((

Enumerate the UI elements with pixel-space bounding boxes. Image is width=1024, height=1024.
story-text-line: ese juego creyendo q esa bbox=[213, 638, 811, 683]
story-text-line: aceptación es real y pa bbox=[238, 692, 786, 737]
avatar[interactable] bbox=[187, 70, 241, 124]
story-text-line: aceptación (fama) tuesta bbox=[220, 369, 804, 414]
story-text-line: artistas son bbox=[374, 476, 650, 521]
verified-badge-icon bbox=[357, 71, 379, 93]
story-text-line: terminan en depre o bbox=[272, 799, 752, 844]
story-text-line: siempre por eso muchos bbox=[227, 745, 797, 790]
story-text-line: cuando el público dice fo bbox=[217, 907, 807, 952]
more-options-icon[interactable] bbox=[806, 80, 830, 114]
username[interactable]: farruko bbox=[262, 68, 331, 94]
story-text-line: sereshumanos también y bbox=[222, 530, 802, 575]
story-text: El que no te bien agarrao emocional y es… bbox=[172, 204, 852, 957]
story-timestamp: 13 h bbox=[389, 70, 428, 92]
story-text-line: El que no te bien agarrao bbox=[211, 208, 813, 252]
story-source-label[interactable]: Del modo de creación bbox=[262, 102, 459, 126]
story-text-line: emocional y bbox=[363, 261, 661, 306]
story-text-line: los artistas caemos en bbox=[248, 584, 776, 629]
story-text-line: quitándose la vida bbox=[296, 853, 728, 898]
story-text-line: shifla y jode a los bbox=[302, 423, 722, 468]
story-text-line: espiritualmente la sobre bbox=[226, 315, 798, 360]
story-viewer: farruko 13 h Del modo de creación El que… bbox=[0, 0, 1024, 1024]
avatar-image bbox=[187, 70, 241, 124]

))

- Instructions to follow
Could you reproduce every one of the lines above, word for word and with nothing changed?

- Expected output
Enumerate the UI elements with pixel-space bounding boxes. Image is width=1024, height=1024.
story-text-line: ese juego creyendo q esa bbox=[213, 638, 811, 683]
story-text-line: aceptación es real y pa bbox=[238, 692, 786, 737]
avatar[interactable] bbox=[187, 70, 241, 124]
story-text-line: aceptación (fama) tuesta bbox=[220, 369, 804, 414]
story-text-line: artistas son bbox=[374, 476, 650, 521]
verified-badge-icon bbox=[357, 71, 379, 93]
story-text-line: terminan en depre o bbox=[272, 799, 752, 844]
story-text-line: siempre por eso muchos bbox=[227, 745, 797, 790]
story-text-line: cuando el público dice fo bbox=[217, 907, 807, 952]
more-options-icon[interactable] bbox=[806, 80, 830, 114]
username[interactable]: farruko bbox=[262, 68, 331, 94]
story-text-line: sereshumanos también y bbox=[222, 530, 802, 575]
story-text: El que no te bien agarrao emocional y es… bbox=[172, 204, 852, 957]
story-timestamp: 13 h bbox=[389, 70, 428, 92]
story-text-line: El que no te bien agarrao bbox=[211, 208, 813, 252]
story-source-label[interactable]: Del modo de creación bbox=[262, 102, 459, 126]
story-text-line: emocional y bbox=[363, 261, 661, 306]
story-text-line: los artistas caemos en bbox=[248, 584, 776, 629]
story-text-line: quitándose la vida bbox=[296, 853, 728, 898]
story-text-line: shifla y jode a los bbox=[302, 423, 722, 468]
story-text-line: espiritualmente la sobre bbox=[226, 315, 798, 360]
story-viewer: farruko 13 h Del modo de creación El que… bbox=[0, 0, 1024, 1024]
avatar-image bbox=[187, 70, 241, 124]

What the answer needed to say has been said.